(Problem to solve): Your answer should hold all lines of the entries that include the word "Specific".

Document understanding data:
================================

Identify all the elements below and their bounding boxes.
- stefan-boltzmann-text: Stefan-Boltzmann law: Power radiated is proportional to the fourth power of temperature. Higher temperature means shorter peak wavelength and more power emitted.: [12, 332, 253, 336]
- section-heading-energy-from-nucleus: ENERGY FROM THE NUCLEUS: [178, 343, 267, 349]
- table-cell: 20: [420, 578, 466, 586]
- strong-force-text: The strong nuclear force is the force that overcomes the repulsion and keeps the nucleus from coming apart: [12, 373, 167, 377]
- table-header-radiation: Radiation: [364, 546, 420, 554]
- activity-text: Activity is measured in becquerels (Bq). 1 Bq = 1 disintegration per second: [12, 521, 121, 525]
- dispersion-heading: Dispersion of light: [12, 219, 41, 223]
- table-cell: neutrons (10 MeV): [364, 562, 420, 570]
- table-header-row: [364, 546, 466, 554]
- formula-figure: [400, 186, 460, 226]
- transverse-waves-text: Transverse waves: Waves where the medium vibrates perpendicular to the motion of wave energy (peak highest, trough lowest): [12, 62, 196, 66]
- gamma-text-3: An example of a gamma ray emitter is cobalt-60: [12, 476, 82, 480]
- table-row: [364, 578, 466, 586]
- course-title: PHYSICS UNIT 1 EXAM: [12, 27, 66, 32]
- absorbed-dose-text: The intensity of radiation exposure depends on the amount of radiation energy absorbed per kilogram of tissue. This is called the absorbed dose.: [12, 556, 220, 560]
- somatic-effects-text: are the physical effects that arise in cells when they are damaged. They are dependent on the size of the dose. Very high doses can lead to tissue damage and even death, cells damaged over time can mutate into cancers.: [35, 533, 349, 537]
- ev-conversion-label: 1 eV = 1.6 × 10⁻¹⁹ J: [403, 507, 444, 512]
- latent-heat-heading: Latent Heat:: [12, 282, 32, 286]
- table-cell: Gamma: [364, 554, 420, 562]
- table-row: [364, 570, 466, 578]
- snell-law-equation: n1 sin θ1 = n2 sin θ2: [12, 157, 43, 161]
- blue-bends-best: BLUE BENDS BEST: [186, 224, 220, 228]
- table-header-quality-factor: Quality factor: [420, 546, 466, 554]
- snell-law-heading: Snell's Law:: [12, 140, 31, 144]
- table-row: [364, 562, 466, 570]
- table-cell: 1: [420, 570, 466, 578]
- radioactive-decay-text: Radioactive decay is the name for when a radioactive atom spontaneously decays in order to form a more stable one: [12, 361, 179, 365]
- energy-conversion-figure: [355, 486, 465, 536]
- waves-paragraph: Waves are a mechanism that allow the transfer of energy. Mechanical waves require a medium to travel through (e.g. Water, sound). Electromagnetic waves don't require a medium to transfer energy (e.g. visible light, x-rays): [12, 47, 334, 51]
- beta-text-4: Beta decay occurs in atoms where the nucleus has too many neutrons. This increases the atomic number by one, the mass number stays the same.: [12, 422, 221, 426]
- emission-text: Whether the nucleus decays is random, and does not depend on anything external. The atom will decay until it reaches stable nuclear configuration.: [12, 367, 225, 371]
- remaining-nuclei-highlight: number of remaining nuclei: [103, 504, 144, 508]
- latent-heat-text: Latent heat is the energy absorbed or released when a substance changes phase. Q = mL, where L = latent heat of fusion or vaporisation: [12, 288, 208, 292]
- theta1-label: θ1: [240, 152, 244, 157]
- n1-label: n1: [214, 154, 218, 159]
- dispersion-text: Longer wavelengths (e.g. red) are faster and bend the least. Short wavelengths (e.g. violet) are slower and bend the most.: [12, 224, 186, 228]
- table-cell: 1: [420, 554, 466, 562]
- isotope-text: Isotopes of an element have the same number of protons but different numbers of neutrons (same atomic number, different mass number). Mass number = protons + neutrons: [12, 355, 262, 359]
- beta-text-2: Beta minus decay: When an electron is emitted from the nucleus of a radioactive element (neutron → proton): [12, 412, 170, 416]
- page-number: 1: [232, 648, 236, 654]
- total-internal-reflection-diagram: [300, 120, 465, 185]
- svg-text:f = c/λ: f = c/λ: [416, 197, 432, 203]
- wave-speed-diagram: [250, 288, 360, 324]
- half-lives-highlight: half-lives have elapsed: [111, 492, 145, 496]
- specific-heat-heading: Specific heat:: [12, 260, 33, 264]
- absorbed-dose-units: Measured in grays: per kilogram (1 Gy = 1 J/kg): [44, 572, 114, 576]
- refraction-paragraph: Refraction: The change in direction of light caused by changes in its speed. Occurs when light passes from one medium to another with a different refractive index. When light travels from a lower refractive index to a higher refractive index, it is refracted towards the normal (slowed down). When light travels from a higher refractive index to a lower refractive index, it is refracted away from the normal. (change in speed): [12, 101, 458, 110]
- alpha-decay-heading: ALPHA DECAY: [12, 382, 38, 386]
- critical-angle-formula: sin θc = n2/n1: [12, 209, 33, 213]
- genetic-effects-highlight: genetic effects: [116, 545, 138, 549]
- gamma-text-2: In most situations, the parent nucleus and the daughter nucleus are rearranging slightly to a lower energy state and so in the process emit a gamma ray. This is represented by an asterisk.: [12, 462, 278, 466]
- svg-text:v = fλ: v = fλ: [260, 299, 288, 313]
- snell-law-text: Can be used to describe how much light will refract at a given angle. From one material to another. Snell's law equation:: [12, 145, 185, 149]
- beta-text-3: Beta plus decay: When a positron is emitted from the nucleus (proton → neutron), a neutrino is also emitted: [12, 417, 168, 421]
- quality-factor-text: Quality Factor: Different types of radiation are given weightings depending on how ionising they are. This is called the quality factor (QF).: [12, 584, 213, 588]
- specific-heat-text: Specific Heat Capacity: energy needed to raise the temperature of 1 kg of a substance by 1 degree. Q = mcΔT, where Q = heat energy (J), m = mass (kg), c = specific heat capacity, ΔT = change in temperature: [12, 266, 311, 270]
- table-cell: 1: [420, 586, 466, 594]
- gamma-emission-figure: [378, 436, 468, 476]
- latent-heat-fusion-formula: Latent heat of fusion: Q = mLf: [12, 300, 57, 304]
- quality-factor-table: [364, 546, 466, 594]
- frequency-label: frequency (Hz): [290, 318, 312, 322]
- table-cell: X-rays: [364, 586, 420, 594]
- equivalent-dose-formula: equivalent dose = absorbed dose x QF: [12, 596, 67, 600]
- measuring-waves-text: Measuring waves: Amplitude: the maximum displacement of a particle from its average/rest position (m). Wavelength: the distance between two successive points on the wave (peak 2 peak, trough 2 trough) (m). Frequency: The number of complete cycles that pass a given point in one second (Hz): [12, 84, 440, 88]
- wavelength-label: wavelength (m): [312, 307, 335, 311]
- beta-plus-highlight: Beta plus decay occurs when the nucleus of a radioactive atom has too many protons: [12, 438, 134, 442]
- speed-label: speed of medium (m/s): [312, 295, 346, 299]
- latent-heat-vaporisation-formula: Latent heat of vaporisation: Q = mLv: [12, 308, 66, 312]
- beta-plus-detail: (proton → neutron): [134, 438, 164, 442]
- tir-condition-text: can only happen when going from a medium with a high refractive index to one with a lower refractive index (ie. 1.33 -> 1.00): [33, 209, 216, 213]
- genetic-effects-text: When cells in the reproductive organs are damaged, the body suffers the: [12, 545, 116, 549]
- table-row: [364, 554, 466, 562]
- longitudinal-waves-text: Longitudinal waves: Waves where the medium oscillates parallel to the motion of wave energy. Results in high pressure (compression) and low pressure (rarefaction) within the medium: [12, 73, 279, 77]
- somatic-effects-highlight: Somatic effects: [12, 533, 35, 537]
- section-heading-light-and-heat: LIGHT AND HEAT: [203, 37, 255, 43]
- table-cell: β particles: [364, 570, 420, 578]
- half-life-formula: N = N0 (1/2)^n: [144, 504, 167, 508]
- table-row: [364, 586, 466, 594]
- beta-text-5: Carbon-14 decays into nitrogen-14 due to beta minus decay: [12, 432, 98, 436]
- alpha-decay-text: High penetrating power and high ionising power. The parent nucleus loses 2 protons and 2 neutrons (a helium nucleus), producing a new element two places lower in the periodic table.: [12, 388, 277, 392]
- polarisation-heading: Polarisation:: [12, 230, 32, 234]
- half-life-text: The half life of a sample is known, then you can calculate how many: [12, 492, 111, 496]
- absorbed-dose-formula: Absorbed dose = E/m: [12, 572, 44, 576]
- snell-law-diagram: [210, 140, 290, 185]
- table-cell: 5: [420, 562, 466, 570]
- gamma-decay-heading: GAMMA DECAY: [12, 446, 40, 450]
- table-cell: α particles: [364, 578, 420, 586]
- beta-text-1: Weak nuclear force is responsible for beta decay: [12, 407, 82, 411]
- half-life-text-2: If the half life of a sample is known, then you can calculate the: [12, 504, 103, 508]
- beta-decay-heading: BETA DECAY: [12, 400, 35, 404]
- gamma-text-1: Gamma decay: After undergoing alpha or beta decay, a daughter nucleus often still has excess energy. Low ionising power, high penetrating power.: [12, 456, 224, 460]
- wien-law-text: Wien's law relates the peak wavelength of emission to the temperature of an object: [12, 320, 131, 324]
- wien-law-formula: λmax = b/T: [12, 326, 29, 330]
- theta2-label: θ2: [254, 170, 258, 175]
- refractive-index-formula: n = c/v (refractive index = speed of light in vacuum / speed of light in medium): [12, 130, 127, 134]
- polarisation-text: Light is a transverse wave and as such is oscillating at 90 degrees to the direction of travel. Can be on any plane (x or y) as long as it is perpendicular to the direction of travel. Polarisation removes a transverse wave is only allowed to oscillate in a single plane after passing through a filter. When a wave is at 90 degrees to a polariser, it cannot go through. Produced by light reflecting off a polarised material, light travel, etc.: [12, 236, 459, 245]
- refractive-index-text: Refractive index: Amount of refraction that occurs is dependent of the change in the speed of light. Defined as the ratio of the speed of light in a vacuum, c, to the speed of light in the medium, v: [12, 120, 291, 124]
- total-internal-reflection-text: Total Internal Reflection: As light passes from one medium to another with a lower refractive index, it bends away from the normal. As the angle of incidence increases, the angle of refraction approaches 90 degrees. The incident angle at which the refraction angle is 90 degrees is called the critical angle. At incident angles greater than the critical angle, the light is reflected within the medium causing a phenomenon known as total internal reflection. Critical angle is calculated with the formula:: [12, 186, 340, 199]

================================

(Answer to the exercise):
- specific-heat-heading: Specific heat:: [12, 260, 33, 264]
- specific-heat-text: Specific Heat Capacity: energy needed to raise the temperature of 1 kg of a substance by 1 degree. Q = mcΔT, where Q = heat energy (J), m = mass (kg), c = specific heat capacity, ΔT = change in temperature: [12, 266, 311, 270]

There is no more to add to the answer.